### WORK TO BE COMPLETED:
Pick out every line of the entries below where "system" occurs, and copy those lines.

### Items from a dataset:
Start

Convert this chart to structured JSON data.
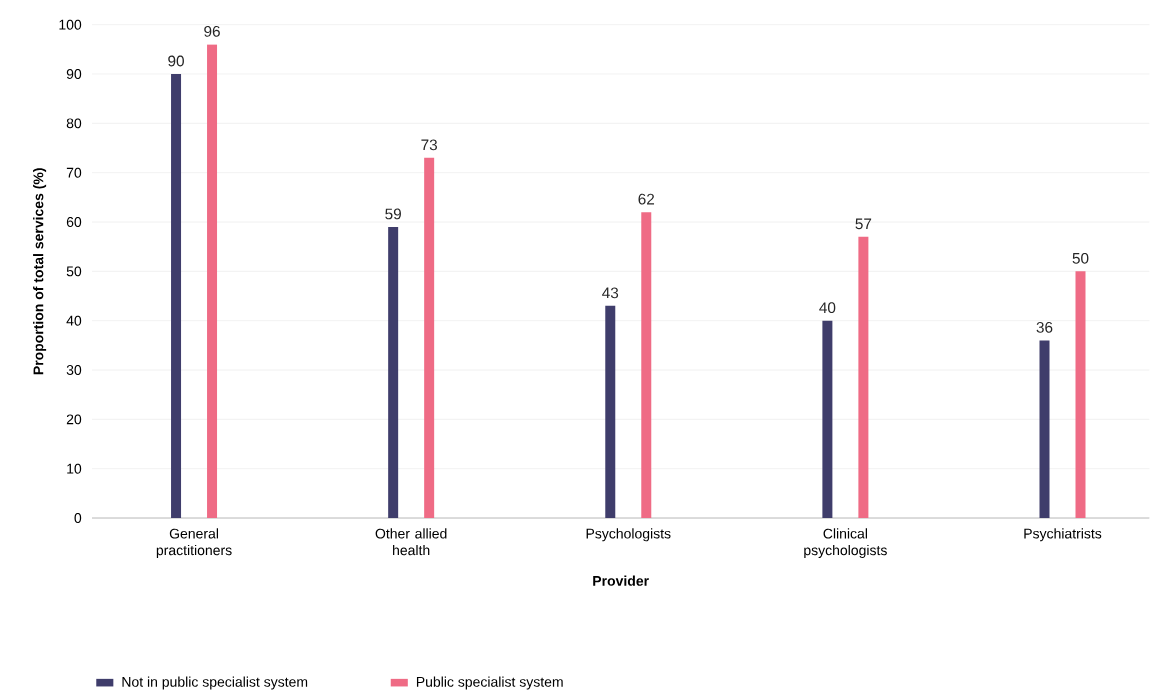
{
  "chart_data": {
    "type": "bar",
    "xlabel": "Provider",
    "ylabel": "Proportion of total services (%)",
    "categories": [
      "General practitioners",
      "Other allied health",
      "Psychologists",
      "Clinical psychologists",
      "Psychiatrists"
    ],
    "series": [
      {
        "name": "Not in public specialist system",
        "color": "#3f3d6b",
        "values": [
          90,
          59,
          43,
          40,
          36
        ]
      },
      {
        "name": "Public specialist system",
        "color": "#ef6b85",
        "values": [
          96,
          73,
          62,
          57,
          50
        ]
      }
    ],
    "ylim": [
      0,
      100
    ],
    "yticks": [
      0,
      10,
      20,
      30,
      40,
      50,
      60,
      70,
      80,
      90,
      100
    ],
    "grid": "y",
    "legend": "bottom",
    "data_labels": true
  }
}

End

### SOLUTION FOR THIS EXERCISE:
        "name": "Not in public specialist system",
        "name": "Public specialist system",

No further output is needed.